-------- EXCERPT --------

About the Artist
Mel Jelacic is a ceramic artist that came back to Maryland after 20 years Brooklyn, NY. Her work celebrates the symbolic, sentimental value of objects that have no other worth than just being. It explores the ties between people and the material world, the transference of memory and emotions onto objects and the comfort they provide. For our love of this world goes beyond what has a beating heart.Featured Work
Photos
Featured Work: Photos
Angry Lamb
White Clay with Underglaze and Acrylic
2019
From my Beloved Series - "Love is an investment that goes beyond ease and aesthetics. "
This is my Velveteen Rabbit which happens to be a stuffed animal shaped like a lamb. I spent 50 cents and rescued my beloved from a thrift store 20 years ago while looking for stuffed animals as props for a photoshoot. I was a young adult at this point, living in NYC, not a time to be investing in stuffed animals but his ironic personality intrigued me. It was comically aloof and angry for a baby’s toy. He looked like he needed love. He quickly went from a prop to my bed fellow. To others he may look like a dirty stuffed animal but to me he looks like a well worn companion.
For Sale
$450.00
Hair Braid
Brown Speckled clay with underglaze, wax finish and kitchen twine.
2019
A lock of Mennonite hair.
From my Beloved Series - "Love is an investment that goes beyond ease and aesthetics." These sculptures are portraits of people’s “Velveteen Rabbit.” This series celebrates the symbolic, sentimental value of objects that have no other worth. It explores the ties between people and the material world, the transference of memory and emotions onto objects and the comfort they provide. For our love of this world goes beyond what has a beating heart.
“Generally, by the time you are Real, most of your hair has been loved off, and your eyes drop out and you get loose in the joints and very shabby. But these things don’t matter at all, because once you are Real you can’t be ugly, except to people who don’t understand.”
– The Velveteen Rabbit
Raffy
White clay with underglaze and wax finish.
2021
A ratty giraffe stuffed animal, from theBeloved Series - Love is an investment that goes beyond ease and aesthetics.
These sculptures are portraits of people’s “Velveteen Rabbit.” Raffy is my niece's stuffed animal. This series celebrates the symbolic, sentimental value of objects that have no other worth. It explores the ties between people and the material world, the transference of memory and emotions onto objects and the comfort they provide. For our love of this world goes beyond what has a beating heart.

--------

* WHAT YOU SHOULD DO *
Continue the ceramic artist's page, starting after its final sentence.

-------- DATA LISTING --------

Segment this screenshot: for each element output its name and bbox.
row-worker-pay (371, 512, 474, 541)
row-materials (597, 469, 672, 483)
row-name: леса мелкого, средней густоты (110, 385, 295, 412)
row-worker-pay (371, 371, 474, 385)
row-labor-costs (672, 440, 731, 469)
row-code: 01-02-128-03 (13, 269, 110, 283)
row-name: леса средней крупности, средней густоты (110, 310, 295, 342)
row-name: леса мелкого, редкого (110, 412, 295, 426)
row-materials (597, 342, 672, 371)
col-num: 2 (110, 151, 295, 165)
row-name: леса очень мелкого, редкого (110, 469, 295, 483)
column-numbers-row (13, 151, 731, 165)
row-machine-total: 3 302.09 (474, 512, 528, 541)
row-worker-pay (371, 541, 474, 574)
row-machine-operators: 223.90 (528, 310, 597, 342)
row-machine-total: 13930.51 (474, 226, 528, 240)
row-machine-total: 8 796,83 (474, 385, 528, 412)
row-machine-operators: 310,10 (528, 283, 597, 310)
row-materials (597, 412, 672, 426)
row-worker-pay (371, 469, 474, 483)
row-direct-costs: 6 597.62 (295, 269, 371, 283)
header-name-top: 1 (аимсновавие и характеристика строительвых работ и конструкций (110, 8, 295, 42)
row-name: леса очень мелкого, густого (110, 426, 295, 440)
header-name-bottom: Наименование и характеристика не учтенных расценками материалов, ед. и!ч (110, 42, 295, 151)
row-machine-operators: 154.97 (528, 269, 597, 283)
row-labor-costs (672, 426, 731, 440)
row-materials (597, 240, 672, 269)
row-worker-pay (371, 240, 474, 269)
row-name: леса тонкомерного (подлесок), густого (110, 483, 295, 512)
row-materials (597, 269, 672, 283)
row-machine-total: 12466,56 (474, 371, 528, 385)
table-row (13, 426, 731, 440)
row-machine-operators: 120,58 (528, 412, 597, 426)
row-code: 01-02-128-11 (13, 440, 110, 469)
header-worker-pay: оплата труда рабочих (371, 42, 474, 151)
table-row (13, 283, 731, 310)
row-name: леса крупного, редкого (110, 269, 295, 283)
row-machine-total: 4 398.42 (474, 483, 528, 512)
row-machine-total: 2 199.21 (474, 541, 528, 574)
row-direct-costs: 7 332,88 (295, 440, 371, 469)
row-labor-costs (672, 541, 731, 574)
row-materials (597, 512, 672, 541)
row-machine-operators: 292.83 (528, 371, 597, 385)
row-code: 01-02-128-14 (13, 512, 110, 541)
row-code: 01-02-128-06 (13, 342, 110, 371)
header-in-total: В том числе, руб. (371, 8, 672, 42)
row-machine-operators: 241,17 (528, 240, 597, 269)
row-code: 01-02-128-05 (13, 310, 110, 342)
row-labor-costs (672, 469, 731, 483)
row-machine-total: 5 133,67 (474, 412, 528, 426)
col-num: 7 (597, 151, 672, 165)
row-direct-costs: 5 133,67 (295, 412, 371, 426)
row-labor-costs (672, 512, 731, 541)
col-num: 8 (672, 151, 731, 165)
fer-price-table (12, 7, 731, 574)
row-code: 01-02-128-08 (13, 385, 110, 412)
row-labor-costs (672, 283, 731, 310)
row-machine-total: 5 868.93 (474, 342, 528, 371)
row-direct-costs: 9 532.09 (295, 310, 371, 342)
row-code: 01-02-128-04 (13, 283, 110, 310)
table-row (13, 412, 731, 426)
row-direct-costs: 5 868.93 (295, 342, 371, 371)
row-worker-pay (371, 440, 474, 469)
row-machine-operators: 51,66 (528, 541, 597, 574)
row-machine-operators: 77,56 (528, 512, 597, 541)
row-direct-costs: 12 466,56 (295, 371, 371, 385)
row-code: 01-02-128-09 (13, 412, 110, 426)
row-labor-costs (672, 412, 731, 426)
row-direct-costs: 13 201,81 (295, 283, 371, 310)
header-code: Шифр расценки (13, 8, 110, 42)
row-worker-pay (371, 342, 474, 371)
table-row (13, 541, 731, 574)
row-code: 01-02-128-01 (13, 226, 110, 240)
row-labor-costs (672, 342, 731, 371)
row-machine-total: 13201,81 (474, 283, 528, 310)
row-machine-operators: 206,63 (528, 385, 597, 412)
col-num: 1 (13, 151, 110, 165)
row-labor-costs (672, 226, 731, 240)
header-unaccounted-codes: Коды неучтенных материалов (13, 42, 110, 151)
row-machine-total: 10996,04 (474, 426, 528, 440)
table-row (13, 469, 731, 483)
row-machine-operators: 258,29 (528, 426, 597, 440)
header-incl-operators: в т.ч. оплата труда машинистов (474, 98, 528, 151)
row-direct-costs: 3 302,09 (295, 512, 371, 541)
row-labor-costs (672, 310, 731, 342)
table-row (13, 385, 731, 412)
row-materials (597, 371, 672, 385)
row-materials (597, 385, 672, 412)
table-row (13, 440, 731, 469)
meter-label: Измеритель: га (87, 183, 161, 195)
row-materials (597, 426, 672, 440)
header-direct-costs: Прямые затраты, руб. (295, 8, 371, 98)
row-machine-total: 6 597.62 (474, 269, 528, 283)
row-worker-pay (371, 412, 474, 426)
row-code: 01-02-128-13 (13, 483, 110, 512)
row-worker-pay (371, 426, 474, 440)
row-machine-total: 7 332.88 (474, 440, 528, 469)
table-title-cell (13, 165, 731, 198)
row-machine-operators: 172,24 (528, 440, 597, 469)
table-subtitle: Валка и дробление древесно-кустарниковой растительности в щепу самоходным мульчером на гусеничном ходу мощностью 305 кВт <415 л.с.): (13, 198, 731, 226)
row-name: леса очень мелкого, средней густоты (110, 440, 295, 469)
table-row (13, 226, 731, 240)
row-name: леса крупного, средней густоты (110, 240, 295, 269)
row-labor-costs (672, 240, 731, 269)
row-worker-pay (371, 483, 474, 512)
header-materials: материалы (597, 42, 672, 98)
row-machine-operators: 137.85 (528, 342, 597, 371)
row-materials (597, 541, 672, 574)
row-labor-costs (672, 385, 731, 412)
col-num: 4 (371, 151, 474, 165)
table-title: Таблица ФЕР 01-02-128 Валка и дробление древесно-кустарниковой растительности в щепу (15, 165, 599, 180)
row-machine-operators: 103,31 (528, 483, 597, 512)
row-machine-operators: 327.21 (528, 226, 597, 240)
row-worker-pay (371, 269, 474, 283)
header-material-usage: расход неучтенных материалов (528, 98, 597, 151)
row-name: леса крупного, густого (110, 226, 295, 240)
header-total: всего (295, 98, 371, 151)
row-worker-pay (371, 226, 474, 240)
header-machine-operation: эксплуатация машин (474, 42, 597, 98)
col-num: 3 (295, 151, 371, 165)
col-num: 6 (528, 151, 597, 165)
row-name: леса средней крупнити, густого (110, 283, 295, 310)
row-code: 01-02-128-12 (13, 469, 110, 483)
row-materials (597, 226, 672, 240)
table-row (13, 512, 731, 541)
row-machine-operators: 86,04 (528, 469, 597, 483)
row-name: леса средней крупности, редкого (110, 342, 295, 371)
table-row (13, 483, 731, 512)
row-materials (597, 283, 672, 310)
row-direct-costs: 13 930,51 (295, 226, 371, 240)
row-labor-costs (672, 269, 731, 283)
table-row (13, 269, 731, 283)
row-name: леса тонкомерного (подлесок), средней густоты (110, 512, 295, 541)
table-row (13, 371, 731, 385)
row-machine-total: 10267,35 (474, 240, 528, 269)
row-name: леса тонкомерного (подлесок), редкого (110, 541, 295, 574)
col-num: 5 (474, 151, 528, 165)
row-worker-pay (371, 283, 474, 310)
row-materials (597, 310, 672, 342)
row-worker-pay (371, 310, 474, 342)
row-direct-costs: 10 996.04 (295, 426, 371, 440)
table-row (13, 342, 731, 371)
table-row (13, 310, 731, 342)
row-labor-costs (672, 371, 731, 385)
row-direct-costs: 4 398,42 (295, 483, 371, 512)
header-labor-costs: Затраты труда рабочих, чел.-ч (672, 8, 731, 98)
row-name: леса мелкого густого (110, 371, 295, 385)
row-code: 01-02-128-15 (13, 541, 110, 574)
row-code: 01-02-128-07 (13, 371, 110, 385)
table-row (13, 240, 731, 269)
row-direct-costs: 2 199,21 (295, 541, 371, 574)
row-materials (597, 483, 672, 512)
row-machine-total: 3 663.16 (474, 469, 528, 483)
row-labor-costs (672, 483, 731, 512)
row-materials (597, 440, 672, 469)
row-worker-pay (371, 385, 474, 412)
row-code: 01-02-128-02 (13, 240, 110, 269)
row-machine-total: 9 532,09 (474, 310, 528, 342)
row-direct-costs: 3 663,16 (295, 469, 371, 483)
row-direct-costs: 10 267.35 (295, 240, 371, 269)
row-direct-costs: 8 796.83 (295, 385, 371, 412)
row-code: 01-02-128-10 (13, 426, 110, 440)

--------

* WRITTEN REPLY *
“Generally, by the time you are Real, most of your hair has been loved off, and your eyes drop out and you get loose in the joints and very shabby. But these things don’t matter at all, because once you are Real you can’t be ugly, except to people who don’t understand.”
– The Velveteen Rabbit
For Sale
$450.00
Kelsey's Bunny
White clay with underglaze and tea staining.
2021
Kelsey's Bunny is from my Beloved Series - "Love is an investment that goes beyond ease and aesthetics." These sculptures are portraits of people’s “Velveteen Rabbit.” This series celebrates the symbolic, sentimental value of objects that have no other worth. It explores the ties between people and the material world, the transference of memory and emotions onto objects and the comfort they provide. For our love of this world goes beyond what has a beating heart.
“Generally, by the time you are Real, most of your hair has been loved off, and your eyes drop out and you get loose in the joints and very shabby. But these things don’t matter at all, because once you are Real you can’t be ugly, except to people who don’t understand.”
– The Velveteen Rabbit
For Sale
$300.00
Zippy
Sculpture Clay with Underglaze
2021
Zippy is my friend Larry’s stuffed animal from my Beloved series - "Love is an investment that goes beyond ease and aesthetics." These sculptures are portraits of people’s “Velveteen Rabbit.” This series celebrates the symbolic, sentimental value of objects that have no other worth. It explores the ties between people and the material world, the transference of memory and emotions onto objects and the comfort they provide. For our love of this world goes beyond what has a beating heart.
Here is his own words about Zippy:
I may have been the wrong generation to have a velveteen rabbit but what I did have, and STILL have by some miracle or happenstance is my original Zippy the Chimpanzee. Zip was given to me when he first appeared on the Howdy Doody Show in 1953. I was just 2 years old but was allowed to watch that new miracle, the TV. The Zippy book was probably the first book I ever read, or was read to – even Bible stories came later on. I can still remember the full color full page photos of Zippy going to school, being dressed in an Indian (Native American) costume with feather headdress, roller skating, sitting on a stool with a dunce cap because he had misbehaved….. With 2 sisters each old enough to want me to get lost, Zip became a beloved playmate whose home was snuggled atop the pillow of my bed. He was tucked in beside me at naptime and every night and I would drag him out to breakfast with me every morning. My mom often used the excuse that “Zippy is all tired out….He needs to take a nap….Maybe you should nap along with him.” I loved him as much as a rough and tumble, unwitting little boy child could love a stuffed animal.